• _What is required_
Restate the entire listing word for word.

····················

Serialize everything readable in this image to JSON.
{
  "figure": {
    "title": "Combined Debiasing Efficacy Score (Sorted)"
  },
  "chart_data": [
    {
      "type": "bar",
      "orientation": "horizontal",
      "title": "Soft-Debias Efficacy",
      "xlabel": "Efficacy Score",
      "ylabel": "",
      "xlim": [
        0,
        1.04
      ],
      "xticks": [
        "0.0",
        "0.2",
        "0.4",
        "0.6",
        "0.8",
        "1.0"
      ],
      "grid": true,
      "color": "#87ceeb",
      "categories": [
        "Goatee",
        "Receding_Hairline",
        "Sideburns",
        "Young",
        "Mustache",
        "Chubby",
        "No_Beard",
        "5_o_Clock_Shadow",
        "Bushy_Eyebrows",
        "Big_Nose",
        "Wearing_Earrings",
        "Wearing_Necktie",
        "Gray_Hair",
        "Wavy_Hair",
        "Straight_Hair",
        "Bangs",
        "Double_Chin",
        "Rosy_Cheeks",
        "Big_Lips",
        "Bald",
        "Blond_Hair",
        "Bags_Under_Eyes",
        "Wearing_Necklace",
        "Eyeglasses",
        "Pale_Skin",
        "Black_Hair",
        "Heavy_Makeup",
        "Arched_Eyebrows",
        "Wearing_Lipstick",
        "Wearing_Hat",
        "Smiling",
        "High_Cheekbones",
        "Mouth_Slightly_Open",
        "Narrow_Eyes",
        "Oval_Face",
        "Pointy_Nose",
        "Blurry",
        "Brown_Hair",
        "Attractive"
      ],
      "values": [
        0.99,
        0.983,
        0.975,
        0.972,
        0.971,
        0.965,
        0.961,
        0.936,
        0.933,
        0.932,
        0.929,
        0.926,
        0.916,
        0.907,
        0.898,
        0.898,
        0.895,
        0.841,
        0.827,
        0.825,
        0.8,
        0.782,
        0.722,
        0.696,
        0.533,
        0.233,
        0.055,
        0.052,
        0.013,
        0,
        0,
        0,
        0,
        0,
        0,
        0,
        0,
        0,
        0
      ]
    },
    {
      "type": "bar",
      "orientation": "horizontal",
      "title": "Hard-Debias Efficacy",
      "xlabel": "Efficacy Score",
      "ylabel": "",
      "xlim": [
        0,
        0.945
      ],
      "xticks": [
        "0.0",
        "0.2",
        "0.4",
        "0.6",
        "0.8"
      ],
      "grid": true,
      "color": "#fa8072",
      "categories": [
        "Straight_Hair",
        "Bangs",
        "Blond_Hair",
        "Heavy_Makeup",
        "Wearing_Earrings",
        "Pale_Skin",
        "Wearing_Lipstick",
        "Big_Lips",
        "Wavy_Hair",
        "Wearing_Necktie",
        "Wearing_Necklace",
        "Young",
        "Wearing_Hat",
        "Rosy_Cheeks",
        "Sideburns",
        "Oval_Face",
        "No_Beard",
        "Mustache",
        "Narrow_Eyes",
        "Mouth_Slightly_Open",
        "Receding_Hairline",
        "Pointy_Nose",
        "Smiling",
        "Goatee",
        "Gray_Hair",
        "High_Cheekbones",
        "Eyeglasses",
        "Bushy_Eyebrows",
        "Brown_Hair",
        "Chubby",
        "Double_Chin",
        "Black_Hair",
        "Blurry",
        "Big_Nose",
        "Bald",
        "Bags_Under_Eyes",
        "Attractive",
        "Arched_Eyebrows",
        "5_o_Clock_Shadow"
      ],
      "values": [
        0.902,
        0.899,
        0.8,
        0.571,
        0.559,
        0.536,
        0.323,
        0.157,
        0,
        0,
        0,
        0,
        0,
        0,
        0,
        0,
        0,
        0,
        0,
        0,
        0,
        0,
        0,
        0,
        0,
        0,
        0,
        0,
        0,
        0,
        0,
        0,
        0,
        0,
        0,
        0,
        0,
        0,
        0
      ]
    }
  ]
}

····················

• _Task result_
Serialize everything readable in this image to JSON.
{
  "figure": {
    "title": "Combined Debiasing Efficacy Score (Sorted)"
  },
  "chart_data": [
    {
      "type": "bar",
      "orientation": "horizontal",
      "title": "Soft-Debias Efficacy",
      "xlabel": "Efficacy Score",
      "ylabel": "",
      "xlim": [
        0,
        1.04
      ],
      "xticks": [
        "0.0",
        "0.2",
        "0.4",
        "0.6",
        "0.8",
        "1.0"
      ],
      "grid": true,
      "color": "#87ceeb",
      "categories": [
        "Goatee",
        "Receding_Hairline",
        "Sideburns",
        "Young",
        "Mustache",
        "Chubby",
        "No_Beard",
        "5_o_Clock_Shadow",
        "Bushy_Eyebrows",
        "Big_Nose",
        "Wearing_Earrings",
        "Wearing_Necktie",
        "Gray_Hair",
        "Wavy_Hair",
        "Straight_Hair",
        "Bangs",
        "Double_Chin",
        "Rosy_Cheeks",
        "Big_Lips",
        "Bald",
        "Blond_Hair",
        "Bags_Under_Eyes",
        "Wearing_Necklace",
        "Eyeglasses",
        "Pale_Skin",
        "Black_Hair",
        "Heavy_Makeup",
        "Arched_Eyebrows",
        "Wearing_Lipstick",
        "Wearing_Hat",
        "Smiling",
        "High_Cheekbones",
        "Mouth_Slightly_Open",
        "Narrow_Eyes",
        "Oval_Face",
        "Pointy_Nose",
        "Blurry",
        "Brown_Hair",
        "Attractive"
      ],
      "values": [
        0.99,
        0.983,
        0.975,
        0.972,
        0.971,
        0.965,
        0.961,
        0.936,
        0.933,
        0.932,
        0.929,
        0.926,
        0.916,
        0.907,
        0.898,
        0.898,
        0.895,
        0.841,
        0.827,
        0.825,
        0.8,
        0.782,
        0.722,
        0.696,
        0.533,
        0.233,
        0.055,
        0.052,
        0.013,
        0,
        0,
        0,
        0,
        0,
        0,
        0,
        0,
        0,
        0
      ]
    },
    {
      "type": "bar",
      "orientation": "horizontal",
      "title": "Hard-Debias Efficacy",
      "xlabel": "Efficacy Score",
      "ylabel": "",
      "xlim": [
        0,
        0.945
      ],
      "xticks": [
        "0.0",
        "0.2",
        "0.4",
        "0.6",
        "0.8"
      ],
      "grid": true,
      "color": "#fa8072",
      "categories": [
        "Straight_Hair",
        "Bangs",
        "Blond_Hair",
        "Heavy_Makeup",
        "Wearing_Earrings",
        "Pale_Skin",
        "Wearing_Lipstick",
        "Big_Lips",
        "Wavy_Hair",
        "Wearing_Necktie",
        "Wearing_Necklace",
        "Young",
        "Wearing_Hat",
        "Rosy_Cheeks",
        "Sideburns",
        "Oval_Face",
        "No_Beard",
        "Mustache",
        "Narrow_Eyes",
        "Mouth_Slightly_Open",
        "Receding_Hairline",
        "Pointy_Nose",
        "Smiling",
        "Goatee",
        "Gray_Hair",
        "High_Cheekbones",
        "Eyeglasses",
        "Bushy_Eyebrows",
        "Brown_Hair",
        "Chubby",
        "Double_Chin",
        "Black_Hair",
        "Blurry",
        "Big_Nose",
        "Bald",
        "Bags_Under_Eyes",
        "Attractive",
        "Arched_Eyebrows",
        "5_o_Clock_Shadow"
      ],
      "values": [
        0.902,
        0.899,
        0.8,
        0.571,
        0.559,
        0.536,
        0.323,
        0.157,
        0,
        0,
        0,
        0,
        0,
        0,
        0,
        0,
        0,
        0,
        0,
        0,
        0,
        0,
        0,
        0,
        0,
        0,
        0,
        0,
        0,
        0,
        0,
        0,
        0,
        0,
        0,
        0,
        0,
        0,
        0
      ]
    }
  ]
}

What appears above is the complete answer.